EXERCISE GOAL: Find the string "dashed" and gather every line that holds it.

— Start ROWS —

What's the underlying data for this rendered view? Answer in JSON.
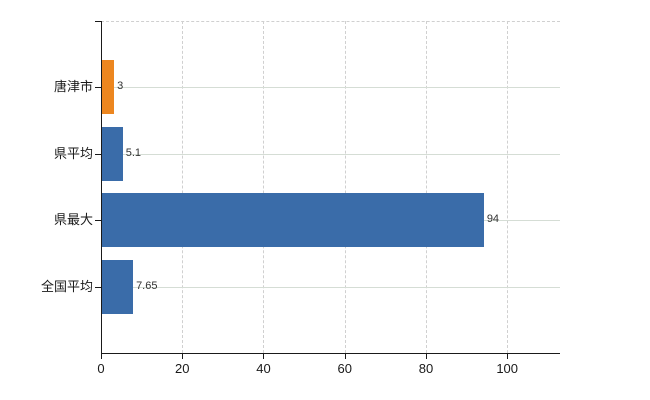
{
  "chart_data": {
    "type": "bar",
    "orientation": "horizontal",
    "title": "",
    "xlabel": "",
    "ylabel": "",
    "categories": [
      "唐津市",
      "県平均",
      "県最大",
      "全国平均"
    ],
    "values": [
      3,
      5.1,
      94,
      7.65
    ],
    "value_labels": [
      "3",
      "5.1",
      "94",
      "7.65"
    ],
    "bar_colors": [
      "#ec861f",
      "#3a6ca9",
      "#3a6ca9",
      "#3a6ca9"
    ],
    "x_ticks": [
      0,
      20,
      40,
      60,
      80,
      100
    ],
    "xlim": [
      0,
      113
    ],
    "legend": "none",
    "grid": {
      "vertical_at_ticks": "dashed",
      "horizontal_at_category_centers": "solid",
      "top_border": "dashed"
    }
  },
  "colors": {
    "background": "#ffffff",
    "axis": "#1a1a1a",
    "grid_vertical": "#d0d0d0",
    "grid_horizontal": "#d5ddd5",
    "label_text": "#1a1a1a",
    "value_text": "#333333"
  }
}
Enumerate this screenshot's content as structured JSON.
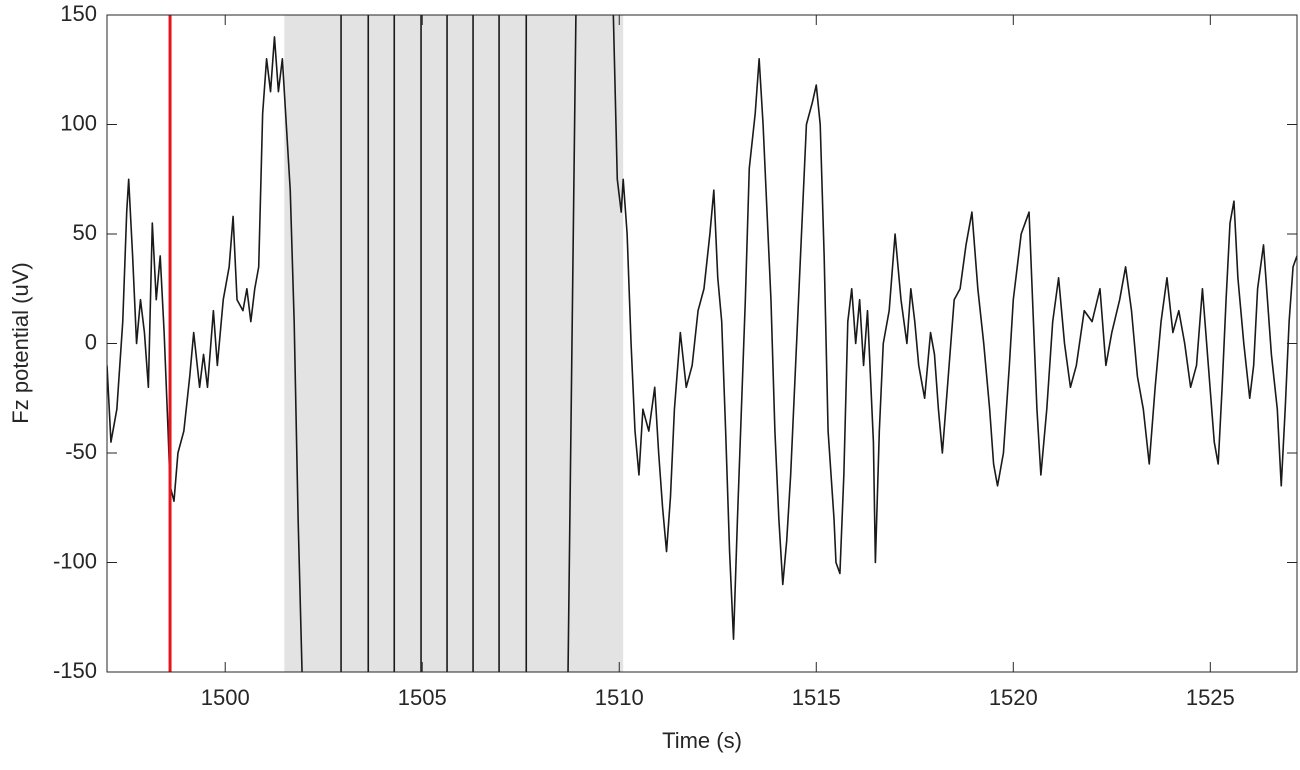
{
  "chart_data": {
    "type": "line",
    "xlabel": "Time (s)",
    "ylabel": "Fz potential (uV)",
    "xlim": [
      1497,
      1527.2
    ],
    "ylim": [
      -150,
      150
    ],
    "xticks": [
      1500,
      1505,
      1510,
      1515,
      1520,
      1525
    ],
    "yticks": [
      -150,
      -100,
      -50,
      0,
      50,
      100,
      150
    ],
    "color": "#1a1a1a",
    "marker_line": {
      "x": 1498.6,
      "color": "#e8141b"
    },
    "shaded_span": {
      "x": [
        1501.5,
        1510.1
      ],
      "color": "#e3e3e3"
    },
    "x": [
      1497.0,
      1497.1,
      1497.25,
      1497.4,
      1497.5,
      1497.55,
      1497.65,
      1497.75,
      1497.85,
      1497.95,
      1498.05,
      1498.15,
      1498.25,
      1498.35,
      1498.45,
      1498.55,
      1498.6,
      1498.7,
      1498.8,
      1498.95,
      1499.1,
      1499.2,
      1499.35,
      1499.45,
      1499.55,
      1499.7,
      1499.8,
      1499.95,
      1500.1,
      1500.2,
      1500.3,
      1500.45,
      1500.55,
      1500.65,
      1500.75,
      1500.85,
      1500.95,
      1501.05,
      1501.15,
      1501.25,
      1501.35,
      1501.45,
      1501.55,
      1501.65,
      1501.75,
      1501.85,
      1501.95,
      1502.5,
      1502.94,
      1502.94,
      1503.3,
      1503.63,
      1503.63,
      1504.0,
      1504.29,
      1504.29,
      1504.6,
      1504.97,
      1504.97,
      1505.3,
      1505.63,
      1505.63,
      1506.0,
      1506.29,
      1506.29,
      1506.6,
      1506.95,
      1506.95,
      1507.3,
      1507.64,
      1507.64,
      1508.2,
      1508.7,
      1508.9,
      1509.4,
      1509.85,
      1509.95,
      1510.05,
      1510.1,
      1510.2,
      1510.3,
      1510.4,
      1510.5,
      1510.6,
      1510.75,
      1510.9,
      1511.0,
      1511.1,
      1511.2,
      1511.3,
      1511.4,
      1511.55,
      1511.7,
      1511.85,
      1512.0,
      1512.15,
      1512.3,
      1512.4,
      1512.5,
      1512.6,
      1512.7,
      1512.8,
      1512.9,
      1513.0,
      1513.1,
      1513.2,
      1513.3,
      1513.45,
      1513.55,
      1513.65,
      1513.75,
      1513.85,
      1513.95,
      1514.05,
      1514.15,
      1514.25,
      1514.35,
      1514.45,
      1514.6,
      1514.75,
      1514.9,
      1515.0,
      1515.1,
      1515.2,
      1515.3,
      1515.45,
      1515.5,
      1515.6,
      1515.7,
      1515.8,
      1515.9,
      1516.0,
      1516.1,
      1516.2,
      1516.3,
      1516.45,
      1516.5,
      1516.6,
      1516.7,
      1516.85,
      1517.0,
      1517.15,
      1517.3,
      1517.4,
      1517.5,
      1517.6,
      1517.75,
      1517.9,
      1518.0,
      1518.1,
      1518.2,
      1518.35,
      1518.5,
      1518.65,
      1518.8,
      1518.95,
      1519.1,
      1519.25,
      1519.4,
      1519.5,
      1519.6,
      1519.75,
      1519.9,
      1520.0,
      1520.1,
      1520.2,
      1520.3,
      1520.4,
      1520.5,
      1520.6,
      1520.7,
      1520.85,
      1521.0,
      1521.15,
      1521.3,
      1521.45,
      1521.6,
      1521.8,
      1522.0,
      1522.2,
      1522.35,
      1522.5,
      1522.7,
      1522.85,
      1523.0,
      1523.15,
      1523.3,
      1523.45,
      1523.6,
      1523.75,
      1523.9,
      1524.05,
      1524.2,
      1524.35,
      1524.5,
      1524.65,
      1524.8,
      1524.95,
      1525.1,
      1525.2,
      1525.3,
      1525.4,
      1525.5,
      1525.6,
      1525.7,
      1525.85,
      1526.0,
      1526.1,
      1526.2,
      1526.35,
      1526.45,
      1526.55,
      1526.7,
      1526.8,
      1526.9,
      1527.0,
      1527.1,
      1527.2
    ],
    "values": [
      -10,
      -45,
      -30,
      10,
      60,
      75,
      40,
      0,
      20,
      5,
      -20,
      55,
      20,
      40,
      5,
      -40,
      -65,
      -72,
      -50,
      -40,
      -15,
      5,
      -20,
      -5,
      -20,
      15,
      -10,
      20,
      35,
      58,
      20,
      15,
      25,
      10,
      25,
      35,
      105,
      130,
      115,
      140,
      115,
      130,
      100,
      70,
      10,
      -80,
      -150,
      null,
      -150,
      150,
      null,
      150,
      -150,
      null,
      -150,
      150,
      null,
      150,
      -150,
      null,
      -150,
      150,
      null,
      150,
      -150,
      null,
      -150,
      150,
      null,
      150,
      -150,
      null,
      -150,
      150,
      null,
      150,
      75,
      60,
      75,
      50,
      0,
      -40,
      -60,
      -30,
      -40,
      -20,
      -50,
      -75,
      -95,
      -70,
      -30,
      5,
      -20,
      -10,
      15,
      25,
      50,
      70,
      30,
      10,
      -40,
      -95,
      -135,
      -80,
      -30,
      20,
      80,
      105,
      130,
      100,
      60,
      20,
      -40,
      -80,
      -110,
      -90,
      -60,
      -20,
      40,
      100,
      110,
      118,
      100,
      40,
      -40,
      -80,
      -100,
      -105,
      -60,
      10,
      25,
      0,
      20,
      -10,
      15,
      -45,
      -100,
      -40,
      0,
      15,
      50,
      20,
      0,
      25,
      10,
      -10,
      -25,
      5,
      -5,
      -30,
      -50,
      -15,
      20,
      25,
      45,
      60,
      25,
      0,
      -30,
      -55,
      -65,
      -50,
      -10,
      20,
      35,
      50,
      55,
      60,
      15,
      -30,
      -60,
      -30,
      10,
      30,
      0,
      -20,
      -10,
      15,
      10,
      25,
      -10,
      5,
      20,
      35,
      15,
      -15,
      -30,
      -55,
      -20,
      10,
      30,
      5,
      15,
      0,
      -20,
      -10,
      25,
      -10,
      -45,
      -55,
      -20,
      20,
      55,
      65,
      30,
      0,
      -25,
      -10,
      25,
      45,
      20,
      -5,
      -30,
      -65,
      -30,
      10,
      35,
      40
    ]
  }
}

— End ROWS —

RESULT BELOW:
      "vertical_at_ticks": "dashed",
      "top_border": "dashed"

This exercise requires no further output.